(Task to complete) Extract the full set of records, then give each one again exactly.

(Data supplied)
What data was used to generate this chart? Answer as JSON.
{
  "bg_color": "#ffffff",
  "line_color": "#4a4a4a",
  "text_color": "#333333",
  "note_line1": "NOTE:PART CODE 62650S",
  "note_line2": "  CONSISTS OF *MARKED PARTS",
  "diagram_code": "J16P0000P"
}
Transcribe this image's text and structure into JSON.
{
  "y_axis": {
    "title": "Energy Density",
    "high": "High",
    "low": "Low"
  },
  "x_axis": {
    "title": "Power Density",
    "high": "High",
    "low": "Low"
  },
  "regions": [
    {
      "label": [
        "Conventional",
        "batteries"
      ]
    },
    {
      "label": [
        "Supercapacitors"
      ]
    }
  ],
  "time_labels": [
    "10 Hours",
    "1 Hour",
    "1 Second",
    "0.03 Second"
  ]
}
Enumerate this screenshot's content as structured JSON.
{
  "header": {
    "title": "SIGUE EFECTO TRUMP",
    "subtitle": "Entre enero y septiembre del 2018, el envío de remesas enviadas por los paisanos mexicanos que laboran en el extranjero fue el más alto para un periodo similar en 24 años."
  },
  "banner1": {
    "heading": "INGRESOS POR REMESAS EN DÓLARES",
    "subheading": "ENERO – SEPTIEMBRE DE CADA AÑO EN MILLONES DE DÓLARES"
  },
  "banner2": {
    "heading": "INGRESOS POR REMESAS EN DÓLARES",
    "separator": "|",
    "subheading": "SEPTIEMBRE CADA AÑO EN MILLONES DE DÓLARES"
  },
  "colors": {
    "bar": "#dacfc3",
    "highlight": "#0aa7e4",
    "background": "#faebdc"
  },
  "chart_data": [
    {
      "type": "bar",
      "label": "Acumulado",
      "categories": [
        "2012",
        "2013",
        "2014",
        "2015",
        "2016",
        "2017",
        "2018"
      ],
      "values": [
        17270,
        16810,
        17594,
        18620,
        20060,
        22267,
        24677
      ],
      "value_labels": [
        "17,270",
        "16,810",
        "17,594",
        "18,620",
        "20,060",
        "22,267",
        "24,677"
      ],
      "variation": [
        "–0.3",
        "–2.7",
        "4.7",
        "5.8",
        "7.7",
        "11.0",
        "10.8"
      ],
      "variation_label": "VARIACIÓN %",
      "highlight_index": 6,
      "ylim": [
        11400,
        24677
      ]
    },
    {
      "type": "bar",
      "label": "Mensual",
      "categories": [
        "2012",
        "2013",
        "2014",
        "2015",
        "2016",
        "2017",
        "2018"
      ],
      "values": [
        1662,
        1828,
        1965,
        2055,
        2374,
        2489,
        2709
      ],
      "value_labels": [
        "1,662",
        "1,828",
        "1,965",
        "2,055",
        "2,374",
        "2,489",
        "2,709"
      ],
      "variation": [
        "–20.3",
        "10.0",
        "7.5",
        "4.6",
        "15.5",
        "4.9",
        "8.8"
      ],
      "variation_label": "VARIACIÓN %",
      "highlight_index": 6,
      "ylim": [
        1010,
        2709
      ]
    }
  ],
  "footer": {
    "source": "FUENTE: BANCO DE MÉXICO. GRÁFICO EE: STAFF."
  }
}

(Task solution)
What data was used to generate this chart? Answer as JSON.
{
  "bg_color": "#ffffff",
  "line_color": "#4a4a4a",
  "text_color": "#333333",
  "note_line1": "NOTE:PART CODE 62650S",
  "note_line2": "  CONSISTS OF *MARKED PARTS",
  "diagram_code": "J16P0000P"
}
Transcribe this image's text and structure into JSON.
{
  "y_axis": {
    "title": "Energy Density",
    "high": "High",
    "low": "Low"
  },
  "x_axis": {
    "title": "Power Density",
    "high": "High",
    "low": "Low"
  },
  "regions": [
    {
      "label": [
        "Conventional",
        "batteries"
      ]
    },
    {
      "label": [
        "Supercapacitors"
      ]
    }
  ],
  "time_labels": [
    "10 Hours",
    "1 Hour",
    "1 Second",
    "0.03 Second"
  ]
}
Enumerate this screenshot's content as structured JSON.
{
  "header": {
    "title": "SIGUE EFECTO TRUMP",
    "subtitle": "Entre enero y septiembre del 2018, el envío de remesas enviadas por los paisanos mexicanos que laboran en el extranjero fue el más alto para un periodo similar en 24 años."
  },
  "banner1": {
    "heading": "INGRESOS POR REMESAS EN DÓLARES",
    "subheading": "ENERO – SEPTIEMBRE DE CADA AÑO EN MILLONES DE DÓLARES"
  },
  "banner2": {
    "heading": "INGRESOS POR REMESAS EN DÓLARES",
    "separator": "|",
    "subheading": "SEPTIEMBRE CADA AÑO EN MILLONES DE DÓLARES"
  },
  "colors": {
    "bar": "#dacfc3",
    "highlight": "#0aa7e4",
    "background": "#faebdc"
  },
  "chart_data": [
    {
      "type": "bar",
      "label": "Acumulado",
      "categories": [
        "2012",
        "2013",
        "2014",
        "2015",
        "2016",
        "2017",
        "2018"
      ],
      "values": [
        17270,
        16810,
        17594,
        18620,
        20060,
        22267,
        24677
      ],
      "value_labels": [
        "17,270",
        "16,810",
        "17,594",
        "18,620",
        "20,060",
        "22,267",
        "24,677"
      ],
      "variation": [
        "–0.3",
        "–2.7",
        "4.7",
        "5.8",
        "7.7",
        "11.0",
        "10.8"
      ],
      "variation_label": "VARIACIÓN %",
      "highlight_index": 6,
      "ylim": [
        11400,
        24677
      ]
    },
    {
      "type": "bar",
      "label": "Mensual",
      "categories": [
        "2012",
        "2013",
        "2014",
        "2015",
        "2016",
        "2017",
        "2018"
      ],
      "values": [
        1662,
        1828,
        1965,
        2055,
        2374,
        2489,
        2709
      ],
      "value_labels": [
        "1,662",
        "1,828",
        "1,965",
        "2,055",
        "2,374",
        "2,489",
        "2,709"
      ],
      "variation": [
        "–20.3",
        "10.0",
        "7.5",
        "4.6",
        "15.5",
        "4.9",
        "8.8"
      ],
      "variation_label": "VARIACIÓN %",
      "highlight_index": 6,
      "ylim": [
        1010,
        2709
      ]
    }
  ],
  "footer": {
    "source": "FUENTE: BANCO DE MÉXICO. GRÁFICO EE: STAFF."
  }
}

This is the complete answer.